◆ Stated exercise ◆
Every record should be written out exactly, with the pictures left out.

◆ Dataset entries ◆
......

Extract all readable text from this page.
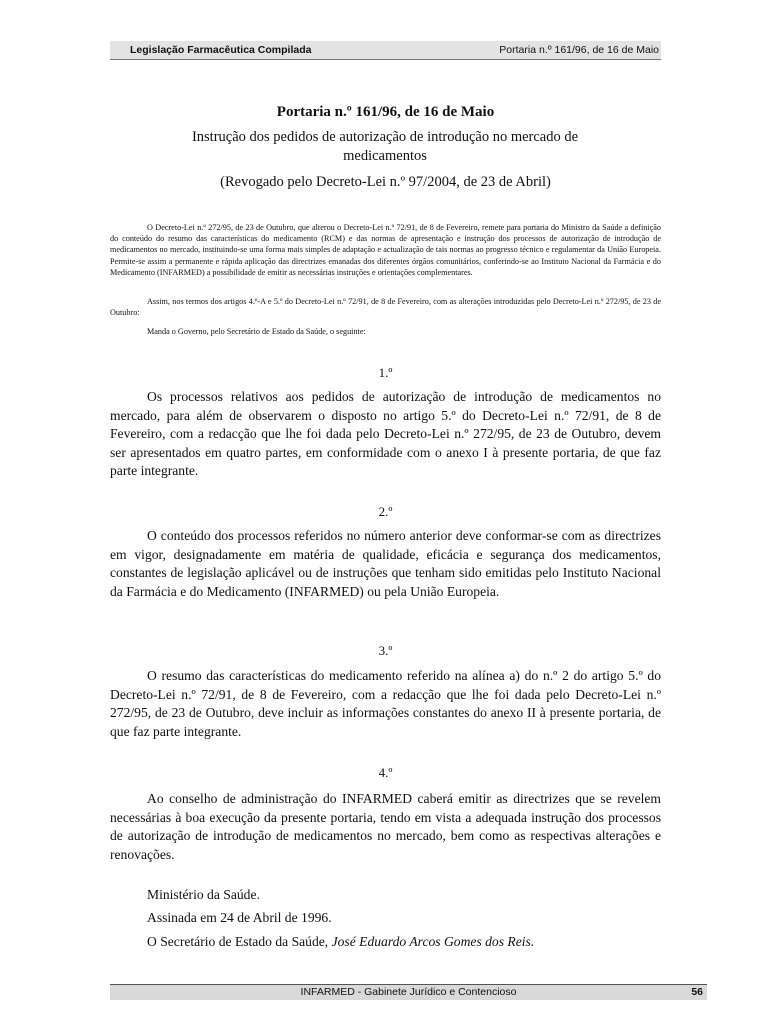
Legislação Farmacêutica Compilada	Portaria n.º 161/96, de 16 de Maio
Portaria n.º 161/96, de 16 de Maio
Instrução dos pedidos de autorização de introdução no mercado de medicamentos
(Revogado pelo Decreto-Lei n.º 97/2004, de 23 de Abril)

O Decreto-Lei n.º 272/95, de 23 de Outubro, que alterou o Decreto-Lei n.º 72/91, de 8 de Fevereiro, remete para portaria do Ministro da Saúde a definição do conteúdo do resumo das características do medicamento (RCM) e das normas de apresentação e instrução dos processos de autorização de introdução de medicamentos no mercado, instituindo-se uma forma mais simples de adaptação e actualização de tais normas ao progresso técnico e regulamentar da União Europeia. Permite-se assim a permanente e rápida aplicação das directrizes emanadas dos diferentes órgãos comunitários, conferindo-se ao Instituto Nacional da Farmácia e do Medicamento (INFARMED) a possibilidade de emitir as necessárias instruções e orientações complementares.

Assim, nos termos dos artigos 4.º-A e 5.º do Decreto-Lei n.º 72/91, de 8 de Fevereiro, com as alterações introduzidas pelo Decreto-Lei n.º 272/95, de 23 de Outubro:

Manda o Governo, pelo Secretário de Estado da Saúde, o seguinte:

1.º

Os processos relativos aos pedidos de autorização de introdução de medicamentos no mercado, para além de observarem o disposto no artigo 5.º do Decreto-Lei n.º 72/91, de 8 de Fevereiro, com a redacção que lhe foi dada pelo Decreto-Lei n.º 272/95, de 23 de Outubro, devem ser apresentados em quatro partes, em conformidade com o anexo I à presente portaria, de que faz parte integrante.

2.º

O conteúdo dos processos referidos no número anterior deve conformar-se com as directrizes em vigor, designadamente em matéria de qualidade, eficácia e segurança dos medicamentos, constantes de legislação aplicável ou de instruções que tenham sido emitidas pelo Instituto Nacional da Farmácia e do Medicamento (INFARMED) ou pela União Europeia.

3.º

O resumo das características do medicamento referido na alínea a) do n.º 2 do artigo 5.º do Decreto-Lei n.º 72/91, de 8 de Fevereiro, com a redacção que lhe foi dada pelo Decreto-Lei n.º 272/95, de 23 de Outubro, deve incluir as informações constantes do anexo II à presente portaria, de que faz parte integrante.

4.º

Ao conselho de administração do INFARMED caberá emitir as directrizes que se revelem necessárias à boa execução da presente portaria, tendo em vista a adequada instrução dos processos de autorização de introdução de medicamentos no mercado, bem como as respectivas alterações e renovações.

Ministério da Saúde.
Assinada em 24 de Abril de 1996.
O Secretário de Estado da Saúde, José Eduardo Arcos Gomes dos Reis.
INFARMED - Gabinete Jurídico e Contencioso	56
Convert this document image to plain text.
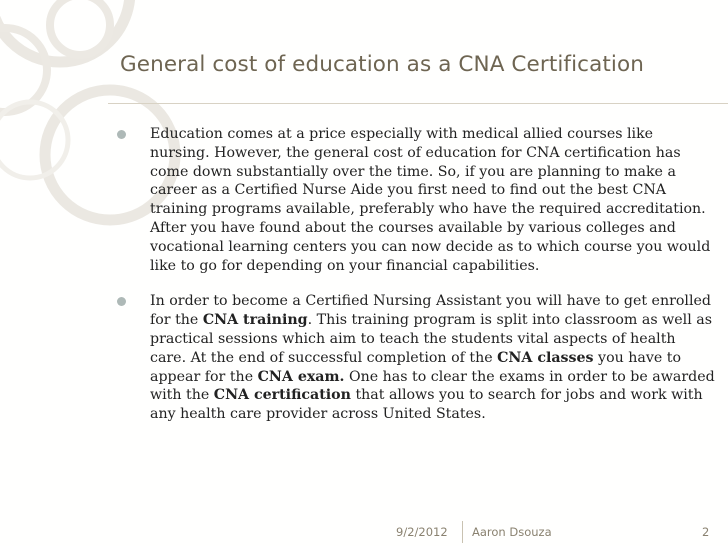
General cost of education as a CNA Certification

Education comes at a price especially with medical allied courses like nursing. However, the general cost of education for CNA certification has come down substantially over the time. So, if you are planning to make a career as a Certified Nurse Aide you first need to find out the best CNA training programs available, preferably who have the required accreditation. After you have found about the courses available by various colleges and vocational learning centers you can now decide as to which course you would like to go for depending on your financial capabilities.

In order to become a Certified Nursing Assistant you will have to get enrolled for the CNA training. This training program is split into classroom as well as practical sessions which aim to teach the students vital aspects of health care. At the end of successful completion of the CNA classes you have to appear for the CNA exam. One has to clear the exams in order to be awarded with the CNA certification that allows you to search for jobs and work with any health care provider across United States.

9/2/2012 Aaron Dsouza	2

......

◆ Result for this exercise ◆
Extract all readable text from this page.
Legislação Farmacêutica Compilada	Portaria n.º 161/96, de 16 de Maio
Portaria n.º 161/96, de 16 de Maio
Instrução dos pedidos de autorização de introdução no mercado de medicamentos
(Revogado pelo Decreto-Lei n.º 97/2004, de 23 de Abril)

O Decreto-Lei n.º 272/95, de 23 de Outubro, que alterou o Decreto-Lei n.º 72/91, de 8 de Fevereiro, remete para portaria do Ministro da Saúde a definição do conteúdo do resumo das características do medicamento (RCM) e das normas de apresentação e instrução dos processos de autorização de introdução de medicamentos no mercado, instituindo-se uma forma mais simples de adaptação e actualização de tais normas ao progresso técnico e regulamentar da União Europeia. Permite-se assim a permanente e rápida aplicação das directrizes emanadas dos diferentes órgãos comunitários, conferindo-se ao Instituto Nacional da Farmácia e do Medicamento (INFARMED) a possibilidade de emitir as necessárias instruções e orientações complementares.

Assim, nos termos dos artigos 4.º-A e 5.º do Decreto-Lei n.º 72/91, de 8 de Fevereiro, com as alterações introduzidas pelo Decreto-Lei n.º 272/95, de 23 de Outubro:

Manda o Governo, pelo Secretário de Estado da Saúde, o seguinte:

1.º

Os processos relativos aos pedidos de autorização de introdução de medicamentos no mercado, para além de observarem o disposto no artigo 5.º do Decreto-Lei n.º 72/91, de 8 de Fevereiro, com a redacção que lhe foi dada pelo Decreto-Lei n.º 272/95, de 23 de Outubro, devem ser apresentados em quatro partes, em conformidade com o anexo I à presente portaria, de que faz parte integrante.

2.º

O conteúdo dos processos referidos no número anterior deve conformar-se com as directrizes em vigor, designadamente em matéria de qualidade, eficácia e segurança dos medicamentos, constantes de legislação aplicável ou de instruções que tenham sido emitidas pelo Instituto Nacional da Farmácia e do Medicamento (INFARMED) ou pela União Europeia.

3.º

O resumo das características do medicamento referido na alínea a) do n.º 2 do artigo 5.º do Decreto-Lei n.º 72/91, de 8 de Fevereiro, com a redacção que lhe foi dada pelo Decreto-Lei n.º 272/95, de 23 de Outubro, deve incluir as informações constantes do anexo II à presente portaria, de que faz parte integrante.

4.º

Ao conselho de administração do INFARMED caberá emitir as directrizes que se revelem necessárias à boa execução da presente portaria, tendo em vista a adequada instrução dos processos de autorização de introdução de medicamentos no mercado, bem como as respectivas alterações e renovações.

Ministério da Saúde.
Assinada em 24 de Abril de 1996.
O Secretário de Estado da Saúde, José Eduardo Arcos Gomes dos Reis.
INFARMED - Gabinete Jurídico e Contencioso	56
Convert this document image to plain text.
General cost of education as a CNA Certification

Education comes at a price especially with medical allied courses like nursing. However, the general cost of education for CNA certification has come down substantially over the time. So, if you are planning to make a career as a Certified Nurse Aide you first need to find out the best CNA training programs available, preferably who have the required accreditation. After you have found about the courses available by various colleges and vocational learning centers you can now decide as to which course you would like to go for depending on your financial capabilities.

In order to become a Certified Nursing Assistant you will have to get enrolled for the CNA training. This training program is split into classroom as well as practical sessions which aim to teach the students vital aspects of health care. At the end of successful completion of the CNA classes you have to appear for the CNA exam. One has to clear the exams in order to be awarded with the CNA certification that allows you to search for jobs and work with any health care provider across United States.

9/2/2012 Aaron Dsouza	2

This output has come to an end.